Challenge: Rewrite every item below, replacing "bbox" with "bounding box" wherever it occurs and leaving everything else unchanged. Omit the pictures from your answer.

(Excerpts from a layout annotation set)
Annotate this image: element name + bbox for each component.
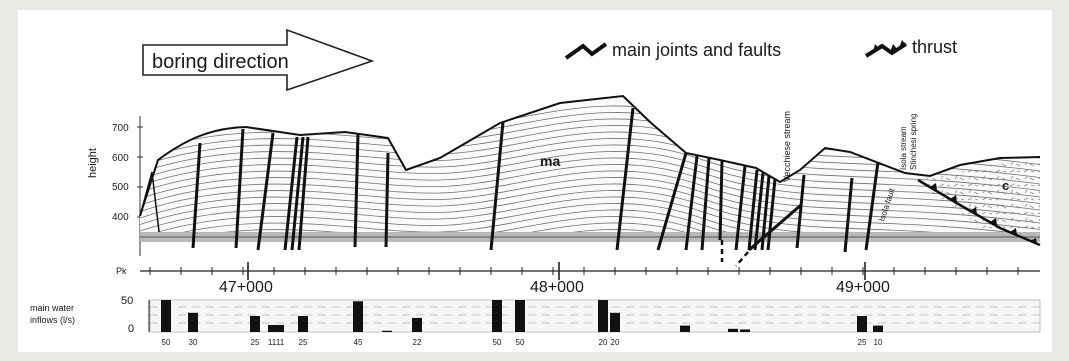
inflow-bar bbox=[412, 317, 422, 332]
fault-line bbox=[353, 132, 360, 248]
joints-legend-label: main joints and faults bbox=[612, 40, 781, 60]
vecchiese-stream-label: Vecchiese stream bbox=[782, 111, 792, 182]
height-tick-500: 500 bbox=[112, 182, 129, 193]
fault-line bbox=[795, 174, 806, 249]
height-tick-400: 400 bbox=[112, 212, 129, 223]
fault-line bbox=[283, 136, 299, 251]
stinchesi-spring-label: Stinchesi spring bbox=[909, 114, 918, 170]
fault-line bbox=[290, 136, 305, 251]
inflow-bar bbox=[873, 325, 883, 332]
inflow-bar bbox=[188, 312, 198, 332]
joint-line-icon bbox=[564, 42, 608, 60]
inflow-bar bbox=[680, 325, 690, 332]
unit-ma-label: ma bbox=[540, 153, 560, 169]
fault-line bbox=[843, 177, 854, 253]
inflow-axis-title-1: main water bbox=[30, 303, 74, 313]
inflow-bar bbox=[610, 312, 620, 332]
inflow-bar-label: 22 bbox=[413, 338, 422, 347]
inflow-bar bbox=[161, 300, 171, 332]
height-tick-600: 600 bbox=[112, 153, 129, 164]
fault-line bbox=[615, 107, 635, 251]
height-axis: height 700 600 500 400 bbox=[87, 116, 143, 256]
chainage-prefix: Pk bbox=[116, 266, 127, 276]
water-inflow-chart: main water inflows (l/s) 50 0 50 30 25 11 11… bbox=[30, 295, 1041, 347]
fault-line bbox=[384, 152, 390, 248]
height-tick-700: 700 bbox=[112, 123, 129, 134]
inflow-bar bbox=[598, 300, 608, 332]
fault-line bbox=[747, 169, 759, 251]
inflow-bar-label: 50 bbox=[493, 338, 502, 347]
fault-line bbox=[656, 152, 688, 251]
inflow-bar bbox=[382, 330, 392, 332]
fault-line bbox=[864, 161, 880, 251]
inflow-tick-0: 0 bbox=[128, 323, 134, 335]
inflow-bar bbox=[298, 316, 308, 332]
inferred-fault-line bbox=[735, 251, 749, 267]
inflow-bar bbox=[728, 328, 738, 332]
inflow-tick-50: 50 bbox=[121, 295, 133, 307]
isola-stream-label: Isola stream bbox=[899, 126, 908, 170]
inflow-bar-label: 50 bbox=[162, 338, 171, 347]
inferred-faults-group bbox=[720, 240, 749, 267]
faults-group bbox=[191, 107, 880, 253]
unit-c-label: c bbox=[1002, 178, 1009, 193]
fault-line bbox=[766, 178, 777, 251]
chainage-47000: 47+000 bbox=[219, 279, 273, 296]
inflow-bar-label: 11 bbox=[268, 338, 277, 347]
boring-direction-label: boring direction bbox=[152, 51, 289, 73]
fault-line bbox=[256, 132, 275, 251]
stratum-line bbox=[140, 138, 1040, 191]
inflow-bar-label: 25 bbox=[858, 338, 867, 347]
inflow-bar-label: 20 bbox=[611, 338, 620, 347]
left-fold-line bbox=[139, 171, 161, 241]
fault-line bbox=[297, 136, 310, 251]
inflow-bar-label: 25 bbox=[251, 338, 260, 347]
fault-line bbox=[684, 155, 699, 251]
inflow-bar-label: 45 bbox=[354, 338, 363, 347]
inflow-bar bbox=[268, 324, 276, 332]
inflow-bar-label: 30 bbox=[189, 338, 198, 347]
inflow-bar-label: 25 bbox=[299, 338, 308, 347]
thrust-legend-label: thrust bbox=[912, 37, 957, 57]
inflow-bar bbox=[492, 300, 502, 332]
ground-surface-profile bbox=[139, 94, 1041, 217]
thrust-legend: thrust bbox=[864, 37, 957, 58]
inflow-bar bbox=[740, 329, 750, 332]
fault-line bbox=[700, 157, 711, 251]
stratum-line bbox=[140, 209, 1040, 242]
inflow-bar bbox=[857, 316, 867, 332]
stratum-line bbox=[140, 216, 1040, 242]
stratum-line bbox=[140, 125, 1040, 178]
fault-line bbox=[234, 128, 245, 249]
fault-line bbox=[718, 160, 724, 241]
chainage-ruler: Pk 47+000 48+000 49+000 bbox=[116, 262, 1040, 296]
height-axis-title: height bbox=[87, 148, 99, 178]
chainage-48000: 48+000 bbox=[530, 279, 584, 296]
boring-direction-arrow: boring direction bbox=[142, 28, 375, 92]
inflow-bar-label: 10 bbox=[874, 338, 883, 347]
stratum-line bbox=[140, 131, 1040, 185]
inflow-axis-title-2: inflows (l/s) bbox=[30, 315, 75, 325]
inflow-bar-label: 11 bbox=[276, 338, 285, 347]
fault-line bbox=[734, 165, 747, 251]
inflow-bar bbox=[353, 301, 363, 332]
inflow-bar bbox=[515, 300, 525, 332]
inflow-bar bbox=[276, 324, 284, 332]
chainage-49000: 49+000 bbox=[836, 279, 890, 296]
fault-line bbox=[753, 172, 765, 251]
fault-line bbox=[489, 121, 505, 251]
inflow-bar bbox=[250, 316, 260, 332]
unit-c-zone bbox=[915, 157, 1040, 242]
inflow-bar-label: 50 bbox=[516, 338, 525, 347]
thrust-teeth-icon bbox=[873, 40, 906, 52]
fault-line bbox=[191, 142, 202, 249]
fault-line bbox=[748, 203, 802, 252]
joints-legend: main joints and faults bbox=[564, 40, 781, 60]
thrust-fault bbox=[917, 178, 1041, 247]
inflow-bar-label: 20 bbox=[599, 338, 608, 347]
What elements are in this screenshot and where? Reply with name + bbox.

Complete response:
Annotate this image: element name + bounding box for each component.
inflow-bar bounding box=[412, 317, 422, 332]
fault-line bounding box=[353, 132, 360, 248]
joints-legend-label: main joints and faults bounding box=[612, 40, 781, 60]
vecchiese-stream-label: Vecchiese stream bounding box=[782, 111, 792, 182]
height-tick-500: 500 bounding box=[112, 182, 129, 193]
fault-line bounding box=[795, 174, 806, 249]
height-tick-400: 400 bounding box=[112, 212, 129, 223]
fault-line bounding box=[283, 136, 299, 251]
stinchesi-spring-label: Stinchesi spring bounding box=[909, 114, 918, 170]
fault-line bounding box=[290, 136, 305, 251]
inflow-bar bounding box=[873, 325, 883, 332]
inflow-bar bounding box=[188, 312, 198, 332]
joint-line-icon bounding box=[564, 42, 608, 60]
inflow-bar bounding box=[680, 325, 690, 332]
unit-ma-label: ma bounding box=[540, 153, 560, 169]
fault-line bounding box=[843, 177, 854, 253]
inflow-axis-title-1: main water bounding box=[30, 303, 74, 313]
inflow-bar bounding box=[610, 312, 620, 332]
inflow-bar-label: 22 bounding box=[413, 338, 422, 347]
inflow-bar bounding box=[161, 300, 171, 332]
height-tick-600: 600 bounding box=[112, 153, 129, 164]
fault-line bounding box=[615, 107, 635, 251]
height-axis: height 700 600 500 400 bounding box=[87, 116, 143, 256]
chainage-prefix: Pk bounding box=[116, 266, 127, 276]
water-inflow-chart: main water inflows (l/s) 50 0 50 30 25 11 11… bounding box=[30, 295, 1041, 347]
fault-line bounding box=[384, 152, 390, 248]
height-tick-700: 700 bounding box=[112, 123, 129, 134]
inflow-bar bounding box=[598, 300, 608, 332]
fault-line bounding box=[747, 169, 759, 251]
inflow-bar-label: 50 bounding box=[493, 338, 502, 347]
fault-line bounding box=[656, 152, 688, 251]
inflow-bar bounding box=[382, 330, 392, 332]
fault-line bounding box=[864, 161, 880, 251]
inflow-tick-0: 0 bounding box=[128, 323, 134, 335]
inflow-bar bounding box=[298, 316, 308, 332]
inferred-fault-line bounding box=[735, 251, 749, 267]
inflow-bar bounding box=[728, 328, 738, 332]
inflow-tick-50: 50 bounding box=[121, 295, 133, 307]
isola-stream-label: Isola stream bounding box=[899, 126, 908, 170]
inflow-bar-label: 50 bounding box=[162, 338, 171, 347]
inferred-faults-group bounding box=[720, 240, 749, 267]
faults-group bounding box=[191, 107, 880, 253]
unit-c-label: c bounding box=[1002, 178, 1009, 193]
fault-line bounding box=[766, 178, 777, 251]
chainage-47000: 47+000 bounding box=[219, 279, 273, 296]
inflow-bar-label: 11 bounding box=[268, 338, 277, 347]
boring-direction-label: boring direction bounding box=[152, 51, 289, 73]
fault-line bounding box=[256, 132, 275, 251]
stratum-line bounding box=[140, 138, 1040, 191]
inflow-bar-label: 25 bounding box=[858, 338, 867, 347]
inflow-bar-label: 20 bounding box=[611, 338, 620, 347]
left-fold-line bounding box=[139, 171, 161, 241]
fault-line bounding box=[297, 136, 310, 251]
inflow-bar-label: 25 bounding box=[251, 338, 260, 347]
fault-line bounding box=[684, 155, 699, 251]
inflow-bar-label: 45 bounding box=[354, 338, 363, 347]
inflow-bar bounding box=[268, 324, 276, 332]
inflow-bar-label: 30 bounding box=[189, 338, 198, 347]
inflow-bar-label: 25 bounding box=[299, 338, 308, 347]
thrust-legend-label: thrust bounding box=[912, 37, 957, 57]
inflow-bar bounding box=[492, 300, 502, 332]
ground-surface-profile bounding box=[139, 94, 1041, 217]
thrust-legend: thrust bounding box=[864, 37, 957, 58]
inflow-bar bounding box=[740, 329, 750, 332]
fault-line bounding box=[700, 157, 711, 251]
stratum-line bounding box=[140, 209, 1040, 242]
inflow-bar bounding box=[857, 316, 867, 332]
stratum-line bounding box=[140, 216, 1040, 242]
stratum-line bounding box=[140, 125, 1040, 178]
fault-line bounding box=[234, 128, 245, 249]
fault-line bounding box=[718, 160, 724, 241]
chainage-ruler: Pk 47+000 48+000 49+000 bounding box=[116, 262, 1040, 296]
height-axis-title: height bounding box=[87, 148, 99, 178]
chainage-48000: 48+000 bounding box=[530, 279, 584, 296]
boring-direction-arrow: boring direction bounding box=[142, 28, 375, 92]
inflow-bar-label: 10 bounding box=[874, 338, 883, 347]
stratum-line bounding box=[140, 131, 1040, 185]
inflow-axis-title-2: inflows (l/s) bounding box=[30, 315, 75, 325]
inflow-bar-label: 11 bounding box=[276, 338, 285, 347]
fault-line bounding box=[734, 165, 747, 251]
inflow-bar bounding box=[353, 301, 363, 332]
inflow-bar bounding box=[515, 300, 525, 332]
inflow-bar bounding box=[276, 324, 284, 332]
chainage-49000: 49+000 bounding box=[836, 279, 890, 296]
fault-line bounding box=[753, 172, 765, 251]
fault-line bounding box=[489, 121, 505, 251]
inflow-bar bounding box=[250, 316, 260, 332]
unit-c-zone bounding box=[915, 157, 1040, 242]
inflow-bar-label: 50 bounding box=[516, 338, 525, 347]
thrust-teeth-icon bounding box=[873, 40, 906, 52]
fault-line bounding box=[191, 142, 202, 249]
fault-line bounding box=[748, 203, 802, 252]
joints-legend: main joints and faults bounding box=[564, 40, 781, 60]
thrust-fault bounding box=[917, 178, 1041, 247]
inflow-bar-label: 20 bounding box=[599, 338, 608, 347]
What elements are in this screenshot and where? Reply with name + bounding box.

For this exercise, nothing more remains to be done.